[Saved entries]
•••

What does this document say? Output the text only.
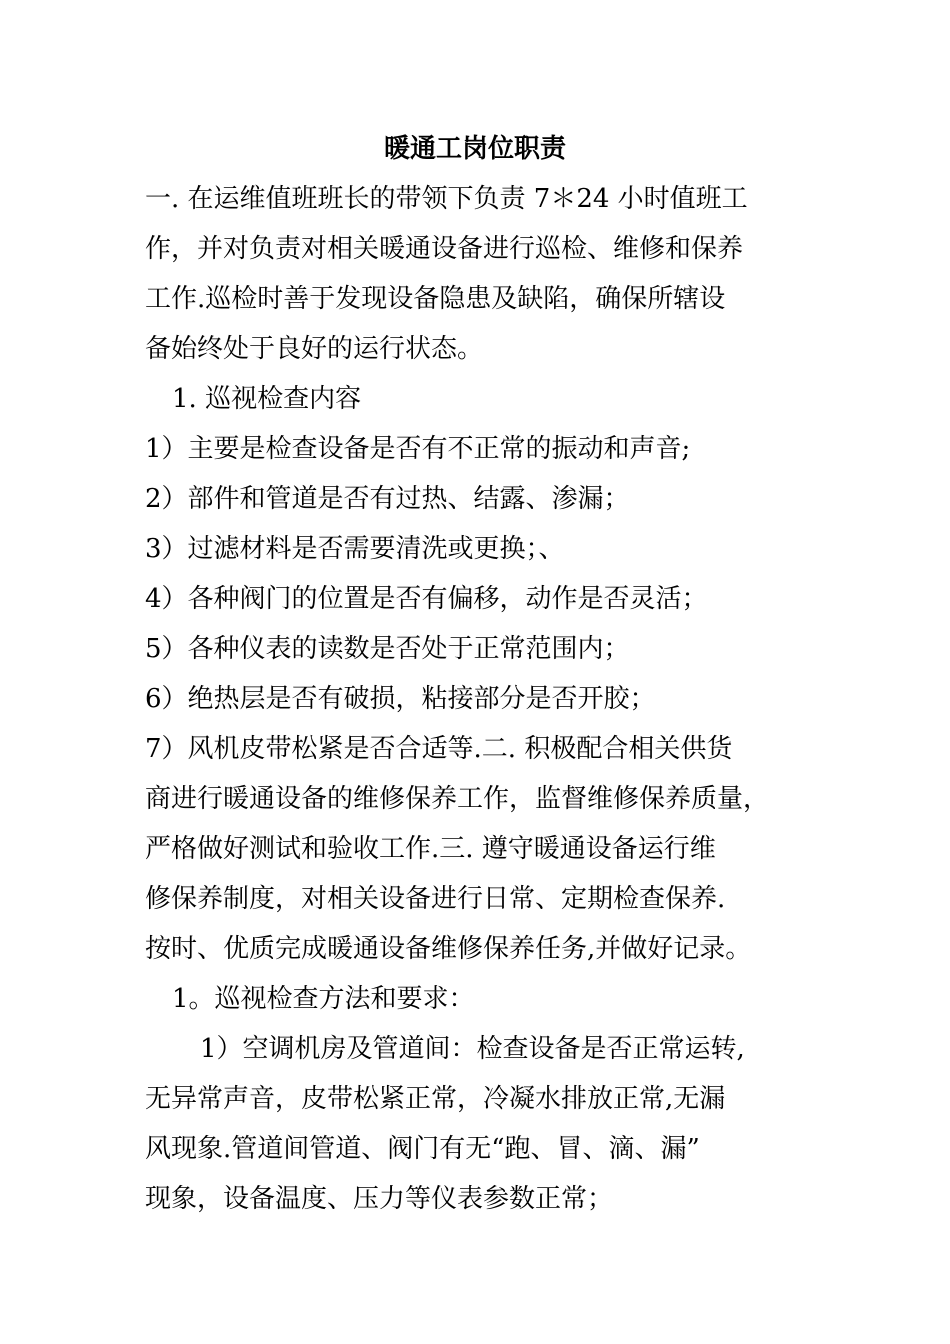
暖通工岗位职责
一. 在运维值班班长的带领下负责 7＊24 小时值班工
作，并对负责对相关暖通设备进行巡检、维修和保养
工作.巡检时善于发现设备隐患及缺陷，确保所辖设
备始终处于良好的运行状态。
1. 巡视检查内容
1）主要是检查设备是否有不正常的振动和声音;
2）部件和管道是否有过热、结露、渗漏；
3）过滤材料是否需要清洗或更换；、
4）各种阀门的位置是否有偏移，动作是否灵活；
5）各种仪表的读数是否处于正常范围内；
6）绝热层是否有破损，粘接部分是否开胶；
7）风机皮带松紧是否合适等.二. 积极配合相关供货
商进行暖通设备的维修保养工作，监督维修保养质量，
严格做好测试和验收工作.三. 遵守暖通设备运行维
修保养制度，对相关设备进行日常、定期检查保养.
按时、优质完成暖通设备维修保养任务,并做好记录。
1。巡视检查方法和要求：
1）空调机房及管道间：检查设备是否正常运转,
无异常声音，皮带松紧正常，冷凝水排放正常,无漏
风现象.管道间管道、阀门有无“跑、冒、滴、漏”
现象，设备温度、压力等仪表参数正常；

•••

* What is asked: In the copy, include no pictures; restate the listing above exactly.

* Reply to the exercise:
What does this document say? Output the text only.
暖通工岗位职责
一. 在运维值班班长的带领下负责 7＊24 小时值班工
作，并对负责对相关暖通设备进行巡检、维修和保养
工作.巡检时善于发现设备隐患及缺陷，确保所辖设
备始终处于良好的运行状态。
1. 巡视检查内容
1）主要是检查设备是否有不正常的振动和声音;
2）部件和管道是否有过热、结露、渗漏；
3）过滤材料是否需要清洗或更换；、
4）各种阀门的位置是否有偏移，动作是否灵活；
5）各种仪表的读数是否处于正常范围内；
6）绝热层是否有破损，粘接部分是否开胶；
7）风机皮带松紧是否合适等.二. 积极配合相关供货
商进行暖通设备的维修保养工作，监督维修保养质量，
严格做好测试和验收工作.三. 遵守暖通设备运行维
修保养制度，对相关设备进行日常、定期检查保养.
按时、优质完成暖通设备维修保养任务,并做好记录。
1。巡视检查方法和要求：
1）空调机房及管道间：检查设备是否正常运转,
无异常声音，皮带松紧正常，冷凝水排放正常,无漏
风现象.管道间管道、阀门有无“跑、冒、滴、漏”
现象，设备温度、压力等仪表参数正常；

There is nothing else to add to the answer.